(Element location listings)
******************************

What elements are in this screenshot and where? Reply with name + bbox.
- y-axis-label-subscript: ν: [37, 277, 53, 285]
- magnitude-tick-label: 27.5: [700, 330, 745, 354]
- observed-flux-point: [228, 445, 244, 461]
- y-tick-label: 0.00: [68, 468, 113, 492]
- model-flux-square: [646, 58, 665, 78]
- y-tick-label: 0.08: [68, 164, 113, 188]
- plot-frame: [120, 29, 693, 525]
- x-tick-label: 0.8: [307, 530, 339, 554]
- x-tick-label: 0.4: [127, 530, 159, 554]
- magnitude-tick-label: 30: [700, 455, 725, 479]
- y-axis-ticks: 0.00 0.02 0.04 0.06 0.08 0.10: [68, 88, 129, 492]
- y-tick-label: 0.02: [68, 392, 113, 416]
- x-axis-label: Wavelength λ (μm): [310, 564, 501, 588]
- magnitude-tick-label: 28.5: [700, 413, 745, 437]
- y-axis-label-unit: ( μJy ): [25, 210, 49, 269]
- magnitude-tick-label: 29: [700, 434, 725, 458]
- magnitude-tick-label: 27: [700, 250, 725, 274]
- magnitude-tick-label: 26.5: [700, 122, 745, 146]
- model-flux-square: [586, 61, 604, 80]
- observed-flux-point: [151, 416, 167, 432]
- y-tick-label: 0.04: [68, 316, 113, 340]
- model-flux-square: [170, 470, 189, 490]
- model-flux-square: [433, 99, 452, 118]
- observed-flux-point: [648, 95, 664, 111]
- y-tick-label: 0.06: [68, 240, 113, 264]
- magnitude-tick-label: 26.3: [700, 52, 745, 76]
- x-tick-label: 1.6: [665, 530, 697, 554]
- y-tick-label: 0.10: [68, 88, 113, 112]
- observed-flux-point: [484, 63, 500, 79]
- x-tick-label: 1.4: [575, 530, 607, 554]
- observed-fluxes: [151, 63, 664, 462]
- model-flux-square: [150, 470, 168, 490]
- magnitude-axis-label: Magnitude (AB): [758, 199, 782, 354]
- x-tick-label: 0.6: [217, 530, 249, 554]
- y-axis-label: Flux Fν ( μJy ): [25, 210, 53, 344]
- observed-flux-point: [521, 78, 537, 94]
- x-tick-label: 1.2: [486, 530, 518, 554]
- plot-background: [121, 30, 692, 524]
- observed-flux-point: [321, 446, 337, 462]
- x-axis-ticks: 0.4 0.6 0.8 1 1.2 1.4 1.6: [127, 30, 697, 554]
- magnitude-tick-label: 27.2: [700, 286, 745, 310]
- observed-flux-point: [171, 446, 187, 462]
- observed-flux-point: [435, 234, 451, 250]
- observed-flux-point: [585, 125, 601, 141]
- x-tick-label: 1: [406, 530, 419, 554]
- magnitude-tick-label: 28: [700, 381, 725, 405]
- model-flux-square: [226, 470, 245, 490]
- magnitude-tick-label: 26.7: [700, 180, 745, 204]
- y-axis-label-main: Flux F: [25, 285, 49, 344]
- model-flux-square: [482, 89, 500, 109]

******************************

Short exercise: Rewrite the material above, changing every "model-flux-square" to "model-flux-marker" and leaving everything else untouched.

Written reply:
What elements are in this screenshot and where? Reply with name + bbox.
- y-axis-label-subscript: ν: [37, 277, 53, 285]
- magnitude-tick-label: 27.5: [700, 330, 745, 354]
- observed-flux-point: [228, 445, 244, 461]
- y-tick-label: 0.00: [68, 468, 113, 492]
- model-flux-marker: [646, 58, 665, 78]
- y-tick-label: 0.08: [68, 164, 113, 188]
- plot-frame: [120, 29, 693, 525]
- x-tick-label: 0.8: [307, 530, 339, 554]
- x-tick-label: 0.4: [127, 530, 159, 554]
- magnitude-tick-label: 30: [700, 455, 725, 479]
- y-axis-ticks: 0.00 0.02 0.04 0.06 0.08 0.10: [68, 88, 129, 492]
- y-tick-label: 0.02: [68, 392, 113, 416]
- x-axis-label: Wavelength λ (μm): [310, 564, 501, 588]
- magnitude-tick-label: 28.5: [700, 413, 745, 437]
- y-axis-label-unit: ( μJy ): [25, 210, 49, 269]
- magnitude-tick-label: 29: [700, 434, 725, 458]
- magnitude-tick-label: 27: [700, 250, 725, 274]
- magnitude-tick-label: 26.5: [700, 122, 745, 146]
- model-flux-marker: [586, 61, 604, 80]
- observed-flux-point: [151, 416, 167, 432]
- y-tick-label: 0.04: [68, 316, 113, 340]
- model-flux-marker: [170, 470, 189, 490]
- model-flux-marker: [433, 99, 452, 118]
- observed-flux-point: [648, 95, 664, 111]
- y-tick-label: 0.06: [68, 240, 113, 264]
- magnitude-tick-label: 26.3: [700, 52, 745, 76]
- x-tick-label: 1.6: [665, 530, 697, 554]
- y-tick-label: 0.10: [68, 88, 113, 112]
- observed-flux-point: [484, 63, 500, 79]
- x-tick-label: 1.4: [575, 530, 607, 554]
- observed-fluxes: [151, 63, 664, 462]
- model-flux-marker: [150, 470, 168, 490]
- magnitude-axis-label: Magnitude (AB): [758, 199, 782, 354]
- x-tick-label: 0.6: [217, 530, 249, 554]
- y-axis-label: Flux Fν ( μJy ): [25, 210, 53, 344]
- observed-flux-point: [521, 78, 537, 94]
- x-tick-label: 1.2: [486, 530, 518, 554]
- plot-background: [121, 30, 692, 524]
- observed-flux-point: [321, 446, 337, 462]
- x-axis-ticks: 0.4 0.6 0.8 1 1.2 1.4 1.6: [127, 30, 697, 554]
- magnitude-tick-label: 27.2: [700, 286, 745, 310]
- observed-flux-point: [171, 446, 187, 462]
- observed-flux-point: [435, 234, 451, 250]
- observed-flux-point: [585, 125, 601, 141]
- x-tick-label: 1: [406, 530, 419, 554]
- magnitude-tick-label: 28: [700, 381, 725, 405]
- model-flux-marker: [226, 470, 245, 490]
- magnitude-tick-label: 26.7: [700, 180, 745, 204]
- y-axis-label-main: Flux F: [25, 285, 49, 344]
- model-flux-marker: [482, 89, 500, 109]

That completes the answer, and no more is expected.